**Document section:**
===
Speaking of lichens let’s just take a short swerve off the focus of valuing old-growth forests. I came across a paper about arboreal hair lichens in mid-successional, mid-elevation forests and their significance in caribou diet. This article is interesting not only because it links endangered species to old-growth forest to conservation, but also because Trevor Goward is the co-author. Trevor Goward is partly to thank for the donation of the land where TRU Wells Gray Research Station is situated.

Goward and his research partner’s study results showed that all hair lichen species of importance to the mountain caribou were present only in forests 60 years or older. Interestingly, hair lichen biomass was greater in open stands than closed stands. This is positive because it means species of lichen important to endangered caribou will potentially benefit from stand thinning (Goward and Campbell 2005). Perhaps selective logging is the answer to the debate over old-growth forest management. This study suggests by defoliating portions of the middle canopy (or potentially selectively removing some old-growth trees), conservation of mountain caribou might be able to shake hands with the timber industry.
===
**Information given:**

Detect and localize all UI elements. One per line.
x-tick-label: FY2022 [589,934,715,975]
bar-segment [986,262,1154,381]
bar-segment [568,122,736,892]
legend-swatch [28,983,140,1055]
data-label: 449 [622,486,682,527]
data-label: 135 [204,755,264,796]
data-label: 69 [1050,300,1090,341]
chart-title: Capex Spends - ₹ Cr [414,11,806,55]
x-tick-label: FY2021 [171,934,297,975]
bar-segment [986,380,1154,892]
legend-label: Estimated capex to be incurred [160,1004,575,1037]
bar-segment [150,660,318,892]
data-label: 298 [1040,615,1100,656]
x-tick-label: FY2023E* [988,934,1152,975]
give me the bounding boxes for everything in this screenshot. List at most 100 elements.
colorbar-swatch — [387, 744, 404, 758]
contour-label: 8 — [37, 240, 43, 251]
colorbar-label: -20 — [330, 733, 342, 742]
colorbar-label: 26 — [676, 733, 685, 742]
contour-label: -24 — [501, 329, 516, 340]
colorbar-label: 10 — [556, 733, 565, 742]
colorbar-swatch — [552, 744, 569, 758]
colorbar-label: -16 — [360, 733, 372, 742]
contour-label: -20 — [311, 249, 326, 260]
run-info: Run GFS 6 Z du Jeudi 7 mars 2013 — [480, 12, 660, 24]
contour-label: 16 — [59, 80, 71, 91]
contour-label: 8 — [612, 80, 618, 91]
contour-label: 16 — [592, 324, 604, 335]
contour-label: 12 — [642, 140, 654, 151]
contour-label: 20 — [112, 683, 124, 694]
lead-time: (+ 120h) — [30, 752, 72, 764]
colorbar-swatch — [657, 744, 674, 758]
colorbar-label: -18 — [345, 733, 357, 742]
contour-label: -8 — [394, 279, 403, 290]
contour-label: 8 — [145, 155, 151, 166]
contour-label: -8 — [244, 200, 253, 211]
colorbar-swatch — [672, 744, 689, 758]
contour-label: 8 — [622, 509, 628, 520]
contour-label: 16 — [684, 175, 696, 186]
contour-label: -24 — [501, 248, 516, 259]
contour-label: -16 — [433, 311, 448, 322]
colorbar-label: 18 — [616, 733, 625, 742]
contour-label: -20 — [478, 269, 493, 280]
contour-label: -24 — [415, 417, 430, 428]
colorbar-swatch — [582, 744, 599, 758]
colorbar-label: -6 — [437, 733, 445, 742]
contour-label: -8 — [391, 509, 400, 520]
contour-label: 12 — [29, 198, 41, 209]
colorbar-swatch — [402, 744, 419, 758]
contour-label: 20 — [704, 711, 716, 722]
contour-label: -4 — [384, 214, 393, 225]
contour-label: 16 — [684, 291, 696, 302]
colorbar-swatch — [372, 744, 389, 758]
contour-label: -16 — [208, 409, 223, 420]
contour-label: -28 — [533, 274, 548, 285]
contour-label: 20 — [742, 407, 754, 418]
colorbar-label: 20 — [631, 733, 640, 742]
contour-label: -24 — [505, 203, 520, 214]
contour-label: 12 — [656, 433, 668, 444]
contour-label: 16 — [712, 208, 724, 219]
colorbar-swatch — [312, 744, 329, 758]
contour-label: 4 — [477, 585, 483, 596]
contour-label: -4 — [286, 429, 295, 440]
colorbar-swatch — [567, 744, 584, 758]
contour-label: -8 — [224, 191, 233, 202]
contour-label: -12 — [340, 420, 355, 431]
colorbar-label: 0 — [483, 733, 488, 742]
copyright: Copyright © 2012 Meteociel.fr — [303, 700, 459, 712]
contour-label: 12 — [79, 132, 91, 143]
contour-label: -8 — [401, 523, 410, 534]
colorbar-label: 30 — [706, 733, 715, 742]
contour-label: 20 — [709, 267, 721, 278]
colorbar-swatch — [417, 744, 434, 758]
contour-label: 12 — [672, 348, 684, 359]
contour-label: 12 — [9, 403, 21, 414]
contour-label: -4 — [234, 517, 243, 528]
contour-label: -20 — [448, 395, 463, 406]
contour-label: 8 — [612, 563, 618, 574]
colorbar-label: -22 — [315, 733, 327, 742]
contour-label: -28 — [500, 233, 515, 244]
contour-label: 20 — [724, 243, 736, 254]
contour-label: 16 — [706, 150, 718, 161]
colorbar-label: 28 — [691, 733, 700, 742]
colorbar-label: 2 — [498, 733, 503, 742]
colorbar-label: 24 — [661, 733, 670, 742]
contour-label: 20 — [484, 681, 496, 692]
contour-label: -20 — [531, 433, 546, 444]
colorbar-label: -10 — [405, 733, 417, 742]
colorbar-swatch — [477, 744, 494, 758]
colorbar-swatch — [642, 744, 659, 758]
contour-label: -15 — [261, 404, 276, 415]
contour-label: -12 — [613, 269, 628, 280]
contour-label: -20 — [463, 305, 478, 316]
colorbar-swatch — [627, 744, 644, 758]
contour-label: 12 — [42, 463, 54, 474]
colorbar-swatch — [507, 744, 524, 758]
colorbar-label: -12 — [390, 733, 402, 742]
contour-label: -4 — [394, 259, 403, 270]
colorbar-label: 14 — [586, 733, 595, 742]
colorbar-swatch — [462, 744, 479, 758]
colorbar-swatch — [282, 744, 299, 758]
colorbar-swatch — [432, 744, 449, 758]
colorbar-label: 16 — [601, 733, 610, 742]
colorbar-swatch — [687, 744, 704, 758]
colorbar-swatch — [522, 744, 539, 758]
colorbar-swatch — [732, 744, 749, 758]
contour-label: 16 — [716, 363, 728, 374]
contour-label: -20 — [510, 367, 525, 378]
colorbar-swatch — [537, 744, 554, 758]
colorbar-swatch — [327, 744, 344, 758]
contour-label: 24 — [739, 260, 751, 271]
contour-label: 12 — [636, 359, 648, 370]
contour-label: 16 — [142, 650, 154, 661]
===
**Problem statement:**
Decide whether each statement below agrees with the passage on hair lichens and caribou, answering yes or no and quoting the deciding words. (a) Hair lichen biomass was greater in closed stands than in open stands. (b) The hair lichen species important to mountain caribou were found only in forests at least 60 years old. (c) Trevor Goward is partly to thank for the donation of the land where TRU Wells Gray Research Station is situated.

**Answer box:**
(a) No: "hair lichen biomass was greater in open stands than closed stands."
(b) Yes: "all hair lichen species of importance to the mountain caribou were present only in forests 60 years or older."
(c) Yes: "Trevor Goward is partly to thank for the donation of the land where TRU Wells Gray Research Station is situated."